## Exercise details
Filter the records below for the word "Consolidado". Keep each line that has it.

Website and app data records
-- Opening Marker --
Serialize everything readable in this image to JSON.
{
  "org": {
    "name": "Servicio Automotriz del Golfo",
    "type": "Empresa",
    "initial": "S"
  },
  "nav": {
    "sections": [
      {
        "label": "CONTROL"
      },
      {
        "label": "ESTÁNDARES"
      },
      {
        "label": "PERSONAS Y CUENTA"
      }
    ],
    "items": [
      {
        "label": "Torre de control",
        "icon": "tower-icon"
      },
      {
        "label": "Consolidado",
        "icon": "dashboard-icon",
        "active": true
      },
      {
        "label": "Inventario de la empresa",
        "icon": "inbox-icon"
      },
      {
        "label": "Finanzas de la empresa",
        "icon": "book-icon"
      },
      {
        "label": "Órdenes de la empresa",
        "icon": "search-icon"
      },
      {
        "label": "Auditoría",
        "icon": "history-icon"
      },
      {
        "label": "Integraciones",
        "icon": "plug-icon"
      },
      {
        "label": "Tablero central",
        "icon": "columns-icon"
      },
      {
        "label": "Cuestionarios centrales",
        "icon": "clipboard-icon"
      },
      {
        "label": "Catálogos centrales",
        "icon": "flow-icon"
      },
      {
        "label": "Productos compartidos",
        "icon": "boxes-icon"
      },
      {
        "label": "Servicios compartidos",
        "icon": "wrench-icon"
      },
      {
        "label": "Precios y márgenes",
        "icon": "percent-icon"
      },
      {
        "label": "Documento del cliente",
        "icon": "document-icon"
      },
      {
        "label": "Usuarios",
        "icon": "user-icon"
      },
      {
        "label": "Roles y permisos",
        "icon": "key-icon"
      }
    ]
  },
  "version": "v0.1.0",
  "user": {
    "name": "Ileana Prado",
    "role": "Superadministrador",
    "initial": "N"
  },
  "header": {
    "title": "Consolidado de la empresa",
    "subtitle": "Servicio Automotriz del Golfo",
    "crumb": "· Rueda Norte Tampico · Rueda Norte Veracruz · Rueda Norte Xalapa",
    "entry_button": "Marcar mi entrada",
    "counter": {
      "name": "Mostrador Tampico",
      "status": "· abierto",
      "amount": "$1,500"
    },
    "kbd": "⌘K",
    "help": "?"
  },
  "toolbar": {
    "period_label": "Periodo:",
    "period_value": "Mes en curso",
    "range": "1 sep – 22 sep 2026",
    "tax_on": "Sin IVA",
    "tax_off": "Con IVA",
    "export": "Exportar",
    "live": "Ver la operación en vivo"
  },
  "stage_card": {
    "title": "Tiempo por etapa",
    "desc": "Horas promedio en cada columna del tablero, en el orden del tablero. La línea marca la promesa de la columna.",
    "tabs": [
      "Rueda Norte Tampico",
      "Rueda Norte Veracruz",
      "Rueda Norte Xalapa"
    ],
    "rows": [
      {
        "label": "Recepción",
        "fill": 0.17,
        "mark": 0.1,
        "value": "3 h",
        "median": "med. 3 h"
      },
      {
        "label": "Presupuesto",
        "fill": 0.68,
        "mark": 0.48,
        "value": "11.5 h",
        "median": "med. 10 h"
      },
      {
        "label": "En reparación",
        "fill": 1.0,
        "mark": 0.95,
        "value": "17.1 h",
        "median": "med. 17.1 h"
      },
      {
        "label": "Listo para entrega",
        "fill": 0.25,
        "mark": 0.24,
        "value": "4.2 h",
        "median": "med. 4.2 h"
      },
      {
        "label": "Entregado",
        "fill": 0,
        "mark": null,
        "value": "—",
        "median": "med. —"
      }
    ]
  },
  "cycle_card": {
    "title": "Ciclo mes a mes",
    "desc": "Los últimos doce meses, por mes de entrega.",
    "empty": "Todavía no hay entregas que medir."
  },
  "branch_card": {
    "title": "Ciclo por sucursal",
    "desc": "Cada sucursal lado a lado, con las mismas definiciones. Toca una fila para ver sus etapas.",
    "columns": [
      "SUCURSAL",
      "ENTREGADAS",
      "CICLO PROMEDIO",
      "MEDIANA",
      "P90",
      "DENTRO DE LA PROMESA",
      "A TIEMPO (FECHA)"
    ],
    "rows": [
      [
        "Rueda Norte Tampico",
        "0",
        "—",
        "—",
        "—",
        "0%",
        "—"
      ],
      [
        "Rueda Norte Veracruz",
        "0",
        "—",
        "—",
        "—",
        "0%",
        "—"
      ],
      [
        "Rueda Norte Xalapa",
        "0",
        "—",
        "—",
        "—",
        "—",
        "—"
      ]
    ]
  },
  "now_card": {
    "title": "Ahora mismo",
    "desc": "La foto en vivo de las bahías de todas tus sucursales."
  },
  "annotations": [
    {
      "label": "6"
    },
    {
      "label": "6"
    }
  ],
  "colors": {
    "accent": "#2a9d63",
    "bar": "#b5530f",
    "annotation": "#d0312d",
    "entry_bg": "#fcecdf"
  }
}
-- Closing Marker --
## Response box
        "label": "Consolidado",
    "title": "Consolidado de la empresa",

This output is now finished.